AIM OF THE TASK → Count every line in the entries that contains "amiloplastos". Report that count alone.

INPUT ROWS →
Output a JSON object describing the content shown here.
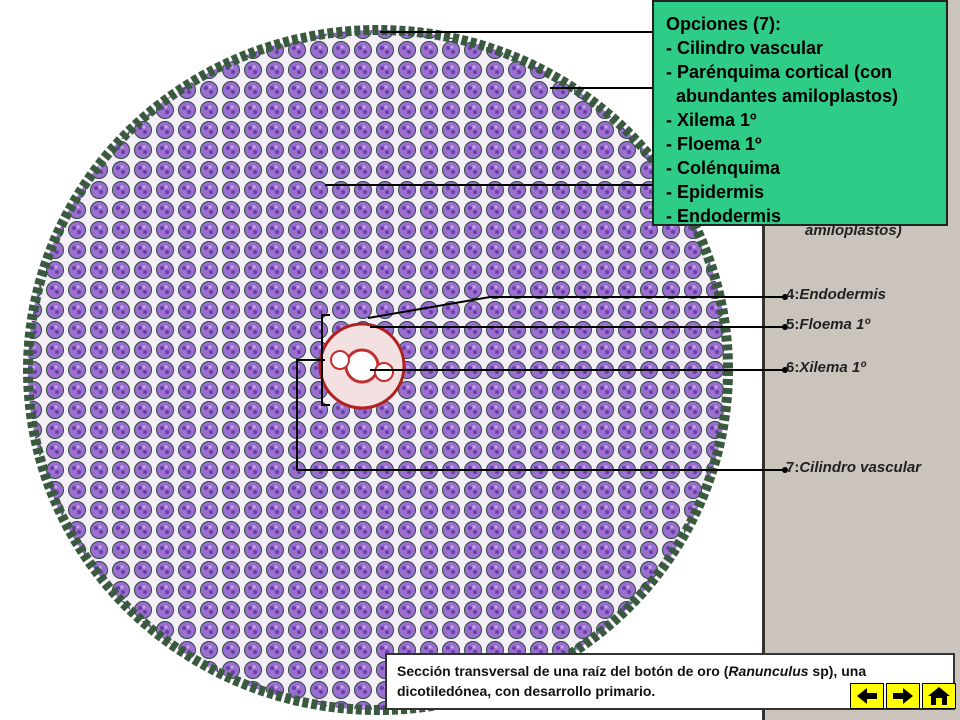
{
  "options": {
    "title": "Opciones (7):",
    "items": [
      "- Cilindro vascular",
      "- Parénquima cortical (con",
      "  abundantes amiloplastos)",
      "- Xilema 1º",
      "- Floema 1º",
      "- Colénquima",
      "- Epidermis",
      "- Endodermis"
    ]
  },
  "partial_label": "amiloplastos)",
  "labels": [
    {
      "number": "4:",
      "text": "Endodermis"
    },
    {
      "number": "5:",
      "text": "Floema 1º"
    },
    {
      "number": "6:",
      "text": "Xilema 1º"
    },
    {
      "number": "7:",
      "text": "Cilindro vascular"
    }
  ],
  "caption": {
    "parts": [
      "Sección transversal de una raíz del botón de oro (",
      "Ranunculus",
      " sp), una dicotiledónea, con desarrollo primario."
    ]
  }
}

FINISHED ANSWER → 2